▶ Goal: Return all of the data exactly as written, without the pictures.
================
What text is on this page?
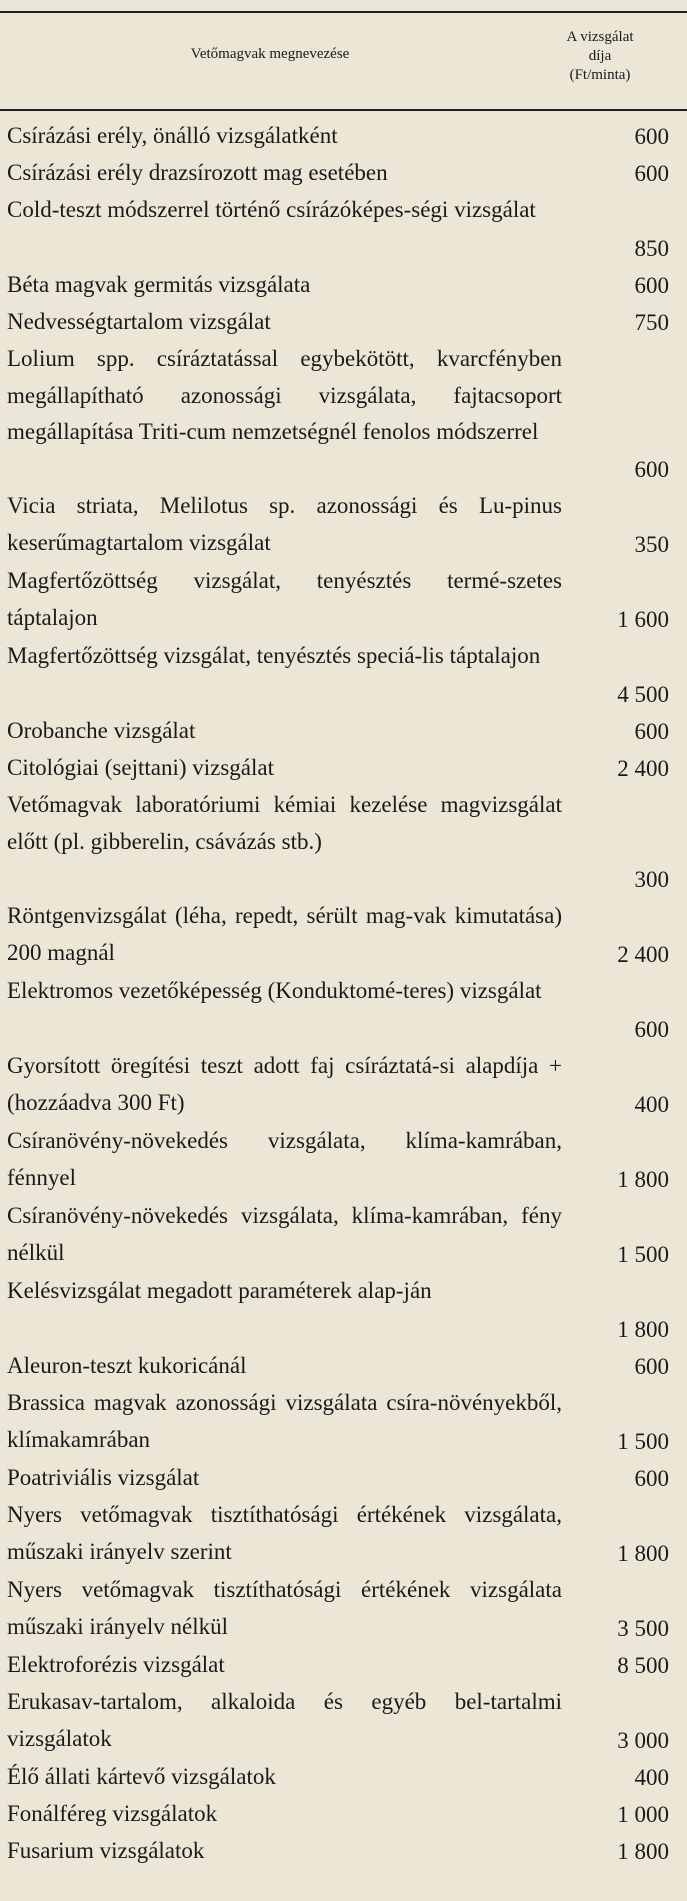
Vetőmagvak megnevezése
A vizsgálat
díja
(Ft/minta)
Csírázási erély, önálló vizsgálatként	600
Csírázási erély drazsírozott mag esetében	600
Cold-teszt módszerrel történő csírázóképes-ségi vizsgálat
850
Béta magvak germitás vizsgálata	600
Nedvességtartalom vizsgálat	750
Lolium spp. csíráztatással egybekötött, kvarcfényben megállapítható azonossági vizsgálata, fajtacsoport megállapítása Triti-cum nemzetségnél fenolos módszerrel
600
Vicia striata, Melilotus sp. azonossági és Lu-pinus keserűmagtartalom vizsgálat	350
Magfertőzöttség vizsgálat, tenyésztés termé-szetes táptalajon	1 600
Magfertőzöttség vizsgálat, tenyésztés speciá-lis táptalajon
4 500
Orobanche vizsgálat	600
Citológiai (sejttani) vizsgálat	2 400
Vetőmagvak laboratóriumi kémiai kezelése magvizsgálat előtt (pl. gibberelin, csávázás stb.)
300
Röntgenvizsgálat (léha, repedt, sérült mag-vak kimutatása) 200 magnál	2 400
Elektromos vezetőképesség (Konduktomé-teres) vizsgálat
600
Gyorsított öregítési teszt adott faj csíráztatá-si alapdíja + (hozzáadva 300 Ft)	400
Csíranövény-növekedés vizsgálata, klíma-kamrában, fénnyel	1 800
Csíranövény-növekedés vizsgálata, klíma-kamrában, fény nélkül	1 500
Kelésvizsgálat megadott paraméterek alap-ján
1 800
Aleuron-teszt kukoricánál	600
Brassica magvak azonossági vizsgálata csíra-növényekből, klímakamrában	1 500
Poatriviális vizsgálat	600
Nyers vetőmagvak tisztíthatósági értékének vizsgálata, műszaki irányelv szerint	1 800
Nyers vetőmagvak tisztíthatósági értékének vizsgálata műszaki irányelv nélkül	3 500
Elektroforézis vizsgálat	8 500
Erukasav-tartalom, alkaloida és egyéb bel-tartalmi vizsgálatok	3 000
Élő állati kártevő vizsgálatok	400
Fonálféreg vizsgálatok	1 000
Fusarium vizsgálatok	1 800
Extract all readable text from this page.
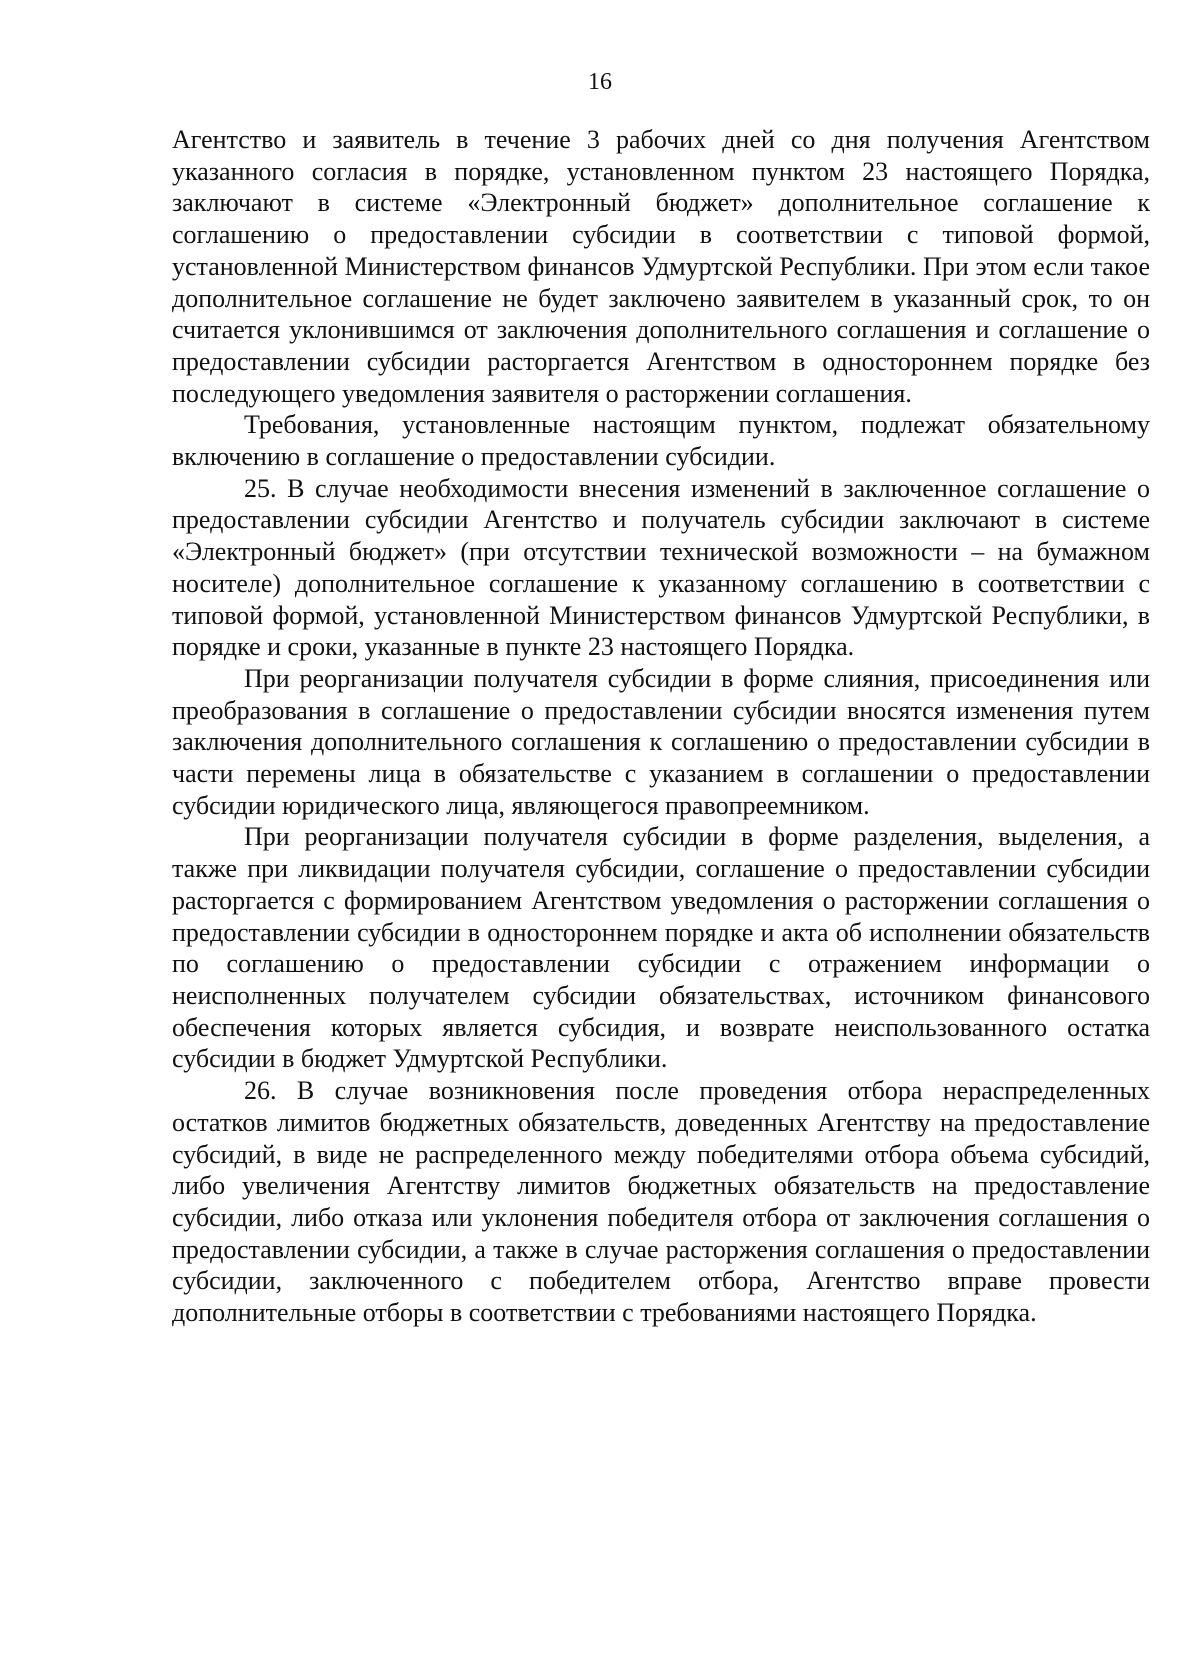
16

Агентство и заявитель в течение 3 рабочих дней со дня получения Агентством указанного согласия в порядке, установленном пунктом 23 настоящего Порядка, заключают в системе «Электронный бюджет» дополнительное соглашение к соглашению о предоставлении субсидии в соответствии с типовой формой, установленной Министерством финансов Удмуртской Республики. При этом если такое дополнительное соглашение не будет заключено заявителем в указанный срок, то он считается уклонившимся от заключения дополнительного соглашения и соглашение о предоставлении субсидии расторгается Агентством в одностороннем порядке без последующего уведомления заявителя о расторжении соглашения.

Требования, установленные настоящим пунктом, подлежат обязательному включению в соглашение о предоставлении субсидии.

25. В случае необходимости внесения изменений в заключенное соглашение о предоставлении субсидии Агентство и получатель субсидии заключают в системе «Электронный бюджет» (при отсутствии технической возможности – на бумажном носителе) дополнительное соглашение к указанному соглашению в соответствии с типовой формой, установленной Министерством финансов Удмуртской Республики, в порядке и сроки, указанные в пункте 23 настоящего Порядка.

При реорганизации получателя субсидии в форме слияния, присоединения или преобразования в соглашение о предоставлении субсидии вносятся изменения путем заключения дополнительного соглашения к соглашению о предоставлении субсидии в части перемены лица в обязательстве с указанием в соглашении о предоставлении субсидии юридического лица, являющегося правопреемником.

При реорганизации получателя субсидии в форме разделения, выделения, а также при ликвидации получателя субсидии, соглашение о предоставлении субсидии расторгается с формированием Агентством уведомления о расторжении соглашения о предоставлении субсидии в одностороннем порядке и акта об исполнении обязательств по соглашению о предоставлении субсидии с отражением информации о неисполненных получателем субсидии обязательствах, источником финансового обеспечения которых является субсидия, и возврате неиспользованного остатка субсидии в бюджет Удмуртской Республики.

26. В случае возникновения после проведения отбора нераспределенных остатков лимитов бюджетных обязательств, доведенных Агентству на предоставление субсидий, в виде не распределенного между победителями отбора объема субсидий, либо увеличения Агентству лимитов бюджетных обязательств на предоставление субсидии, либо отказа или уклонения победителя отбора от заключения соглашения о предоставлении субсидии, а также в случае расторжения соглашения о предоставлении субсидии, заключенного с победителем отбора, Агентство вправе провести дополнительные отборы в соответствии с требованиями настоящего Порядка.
================
▶ Written solution:
What text is on this page?
Vetőmagvak megnevezése
A vizsgálat
díja
(Ft/minta)
Csírázási erély, önálló vizsgálatként	600
Csírázási erély drazsírozott mag esetében	600
Cold-teszt módszerrel történő csírázóképes-ségi vizsgálat
850
Béta magvak germitás vizsgálata	600
Nedvességtartalom vizsgálat	750
Lolium spp. csíráztatással egybekötött, kvarcfényben megállapítható azonossági vizsgálata, fajtacsoport megállapítása Triti-cum nemzetségnél fenolos módszerrel
600
Vicia striata, Melilotus sp. azonossági és Lu-pinus keserűmagtartalom vizsgálat	350
Magfertőzöttség vizsgálat, tenyésztés termé-szetes táptalajon	1 600
Magfertőzöttség vizsgálat, tenyésztés speciá-lis táptalajon
4 500
Orobanche vizsgálat	600
Citológiai (sejttani) vizsgálat	2 400
Vetőmagvak laboratóriumi kémiai kezelése magvizsgálat előtt (pl. gibberelin, csávázás stb.)
300
Röntgenvizsgálat (léha, repedt, sérült mag-vak kimutatása) 200 magnál	2 400
Elektromos vezetőképesség (Konduktomé-teres) vizsgálat
600
Gyorsított öregítési teszt adott faj csíráztatá-si alapdíja + (hozzáadva 300 Ft)	400
Csíranövény-növekedés vizsgálata, klíma-kamrában, fénnyel	1 800
Csíranövény-növekedés vizsgálata, klíma-kamrában, fény nélkül	1 500
Kelésvizsgálat megadott paraméterek alap-ján
1 800
Aleuron-teszt kukoricánál	600
Brassica magvak azonossági vizsgálata csíra-növényekből, klímakamrában	1 500
Poatriviális vizsgálat	600
Nyers vetőmagvak tisztíthatósági értékének vizsgálata, műszaki irányelv szerint	1 800
Nyers vetőmagvak tisztíthatósági értékének vizsgálata műszaki irányelv nélkül	3 500
Elektroforézis vizsgálat	8 500
Erukasav-tartalom, alkaloida és egyéb bel-tartalmi vizsgálatok	3 000
Élő állati kártevő vizsgálatok	400
Fonálféreg vizsgálatok	1 000
Fusarium vizsgálatok	1 800
Extract all readable text from this page.
16

Агентство и заявитель в течение 3 рабочих дней со дня получения Агентством указанного согласия в порядке, установленном пунктом 23 настоящего Порядка, заключают в системе «Электронный бюджет» дополнительное соглашение к соглашению о предоставлении субсидии в соответствии с типовой формой, установленной Министерством финансов Удмуртской Республики. При этом если такое дополнительное соглашение не будет заключено заявителем в указанный срок, то он считается уклонившимся от заключения дополнительного соглашения и соглашение о предоставлении субсидии расторгается Агентством в одностороннем порядке без последующего уведомления заявителя о расторжении соглашения.

Требования, установленные настоящим пунктом, подлежат обязательному включению в соглашение о предоставлении субсидии.

25. В случае необходимости внесения изменений в заключенное соглашение о предоставлении субсидии Агентство и получатель субсидии заключают в системе «Электронный бюджет» (при отсутствии технической возможности – на бумажном носителе) дополнительное соглашение к указанному соглашению в соответствии с типовой формой, установленной Министерством финансов Удмуртской Республики, в порядке и сроки, указанные в пункте 23 настоящего Порядка.

При реорганизации получателя субсидии в форме слияния, присоединения или преобразования в соглашение о предоставлении субсидии вносятся изменения путем заключения дополнительного соглашения к соглашению о предоставлении субсидии в части перемены лица в обязательстве с указанием в соглашении о предоставлении субсидии юридического лица, являющегося правопреемником.

При реорганизации получателя субсидии в форме разделения, выделения, а также при ликвидации получателя субсидии, соглашение о предоставлении субсидии расторгается с формированием Агентством уведомления о расторжении соглашения о предоставлении субсидии в одностороннем порядке и акта об исполнении обязательств по соглашению о предоставлении субсидии с отражением информации о неисполненных получателем субсидии обязательствах, источником финансового обеспечения которых является субсидия, и возврате неиспользованного остатка субсидии в бюджет Удмуртской Республики.

26. В случае возникновения после проведения отбора нераспределенных остатков лимитов бюджетных обязательств, доведенных Агентству на предоставление субсидий, в виде не распределенного между победителями отбора объема субсидий, либо увеличения Агентству лимитов бюджетных обязательств на предоставление субсидии, либо отказа или уклонения победителя отбора от заключения соглашения о предоставлении субсидии, а также в случае расторжения соглашения о предоставлении субсидии, заключенного с победителем отбора, Агентство вправе провести дополнительные отборы в соответствии с требованиями настоящего Порядка.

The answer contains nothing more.